What is needed:
All entries below need to be written out exactly, but without their pictures.
-- begin --
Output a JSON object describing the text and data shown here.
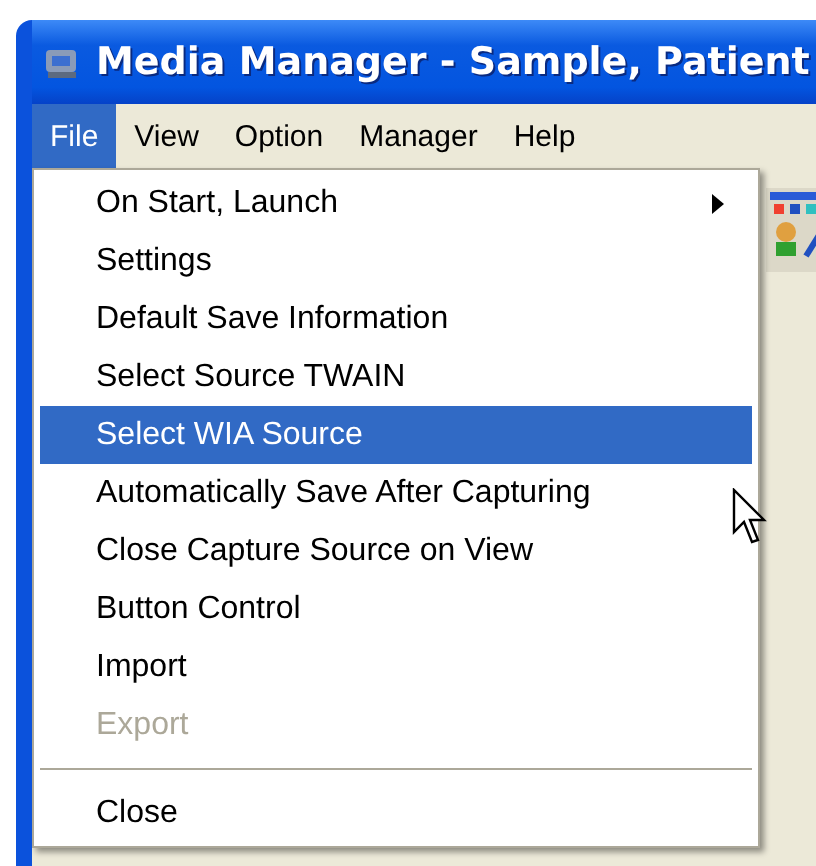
{
  "window": {
    "title": "Media Manager - Sample, Patient"
  },
  "menu_bar": [
    {
      "label": "File",
      "selected": true
    },
    {
      "label": "View",
      "selected": false
    },
    {
      "label": "Option",
      "selected": false
    },
    {
      "label": "Manager",
      "selected": false
    },
    {
      "label": "Help",
      "selected": false
    }
  ],
  "file_menu": [
    {
      "kind": "submenu",
      "label": "On Start, Launch",
      "selected": false,
      "disabled": false
    },
    {
      "kind": "item",
      "label": "Settings",
      "selected": false,
      "disabled": false
    },
    {
      "kind": "item",
      "label": "Default Save Information",
      "selected": false,
      "disabled": false
    },
    {
      "kind": "item",
      "label": "Select Source TWAIN",
      "selected": false,
      "disabled": false
    },
    {
      "kind": "item",
      "label": "Select WIA Source",
      "selected": true,
      "disabled": false
    },
    {
      "kind": "item",
      "label": "Automatically Save After Capturing",
      "selected": false,
      "disabled": false
    },
    {
      "kind": "item",
      "label": "Close Capture Source on View",
      "selected": false,
      "disabled": false
    },
    {
      "kind": "item",
      "label": "Button Control",
      "selected": false,
      "disabled": false
    },
    {
      "kind": "item",
      "label": "Import",
      "selected": false,
      "disabled": false
    },
    {
      "kind": "item",
      "label": "Export",
      "selected": false,
      "disabled": true
    },
    {
      "kind": "separator"
    },
    {
      "kind": "item",
      "label": "Close",
      "selected": false,
      "disabled": false
    }
  ]
}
-- end --
Solution below:
Output a JSON object describing the text and data shown here.
{
  "window": {
    "title": "Media Manager - Sample, Patient"
  },
  "menu_bar": [
    {
      "label": "File",
      "selected": true
    },
    {
      "label": "View",
      "selected": false
    },
    {
      "label": "Option",
      "selected": false
    },
    {
      "label": "Manager",
      "selected": false
    },
    {
      "label": "Help",
      "selected": false
    }
  ],
  "file_menu": [
    {
      "kind": "submenu",
      "label": "On Start, Launch",
      "selected": false,
      "disabled": false
    },
    {
      "kind": "item",
      "label": "Settings",
      "selected": false,
      "disabled": false
    },
    {
      "kind": "item",
      "label": "Default Save Information",
      "selected": false,
      "disabled": false
    },
    {
      "kind": "item",
      "label": "Select Source TWAIN",
      "selected": false,
      "disabled": false
    },
    {
      "kind": "item",
      "label": "Select WIA Source",
      "selected": true,
      "disabled": false
    },
    {
      "kind": "item",
      "label": "Automatically Save After Capturing",
      "selected": false,
      "disabled": false
    },
    {
      "kind": "item",
      "label": "Close Capture Source on View",
      "selected": false,
      "disabled": false
    },
    {
      "kind": "item",
      "label": "Button Control",
      "selected": false,
      "disabled": false
    },
    {
      "kind": "item",
      "label": "Import",
      "selected": false,
      "disabled": false
    },
    {
      "kind": "item",
      "label": "Export",
      "selected": false,
      "disabled": true
    },
    {
      "kind": "separator"
    },
    {
      "kind": "item",
      "label": "Close",
      "selected": false,
      "disabled": false
    }
  ]
}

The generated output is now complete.